◆ **Task details**
In the listing that follows, count the lines holding the word "icon" and report only that number.

------------------------------------------------------------------------

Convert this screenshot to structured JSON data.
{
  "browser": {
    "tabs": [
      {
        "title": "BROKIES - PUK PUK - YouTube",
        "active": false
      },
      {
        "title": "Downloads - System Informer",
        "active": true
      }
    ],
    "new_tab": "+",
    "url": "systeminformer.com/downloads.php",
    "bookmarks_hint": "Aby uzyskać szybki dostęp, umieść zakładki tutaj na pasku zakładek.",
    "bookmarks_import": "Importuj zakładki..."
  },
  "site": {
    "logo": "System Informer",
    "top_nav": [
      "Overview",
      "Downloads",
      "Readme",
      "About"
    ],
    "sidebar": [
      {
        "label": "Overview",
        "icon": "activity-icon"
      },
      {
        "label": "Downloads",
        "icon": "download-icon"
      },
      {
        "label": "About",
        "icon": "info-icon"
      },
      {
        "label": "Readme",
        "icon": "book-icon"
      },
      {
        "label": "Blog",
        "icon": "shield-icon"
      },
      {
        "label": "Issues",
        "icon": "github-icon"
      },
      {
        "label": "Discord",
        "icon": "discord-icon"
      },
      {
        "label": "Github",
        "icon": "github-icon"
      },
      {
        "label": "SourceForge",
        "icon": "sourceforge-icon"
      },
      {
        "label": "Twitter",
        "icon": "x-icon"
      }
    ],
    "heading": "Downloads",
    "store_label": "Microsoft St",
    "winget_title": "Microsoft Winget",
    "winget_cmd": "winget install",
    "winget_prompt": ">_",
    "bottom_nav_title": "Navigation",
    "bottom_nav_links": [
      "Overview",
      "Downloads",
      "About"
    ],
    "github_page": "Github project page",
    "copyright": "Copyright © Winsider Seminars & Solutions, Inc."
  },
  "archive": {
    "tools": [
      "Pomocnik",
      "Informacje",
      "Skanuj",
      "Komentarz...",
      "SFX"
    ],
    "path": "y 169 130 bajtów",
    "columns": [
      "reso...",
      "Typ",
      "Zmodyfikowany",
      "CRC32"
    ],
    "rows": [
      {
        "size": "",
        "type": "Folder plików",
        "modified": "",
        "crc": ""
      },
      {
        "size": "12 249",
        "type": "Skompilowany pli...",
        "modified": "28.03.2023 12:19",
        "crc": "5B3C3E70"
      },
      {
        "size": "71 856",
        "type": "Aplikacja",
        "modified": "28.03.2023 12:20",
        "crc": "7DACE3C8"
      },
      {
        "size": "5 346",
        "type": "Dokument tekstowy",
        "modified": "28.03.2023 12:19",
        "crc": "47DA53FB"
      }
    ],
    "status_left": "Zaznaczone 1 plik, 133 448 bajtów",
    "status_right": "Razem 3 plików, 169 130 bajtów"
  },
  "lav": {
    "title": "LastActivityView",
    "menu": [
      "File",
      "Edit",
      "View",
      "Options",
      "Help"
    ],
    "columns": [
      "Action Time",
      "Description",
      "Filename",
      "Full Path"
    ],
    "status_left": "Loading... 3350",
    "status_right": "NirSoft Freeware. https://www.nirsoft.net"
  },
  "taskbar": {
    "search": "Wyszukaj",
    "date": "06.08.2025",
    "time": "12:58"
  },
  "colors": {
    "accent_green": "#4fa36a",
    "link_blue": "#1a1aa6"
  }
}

------------------------------------------------------------------------

◆ **Reply**
10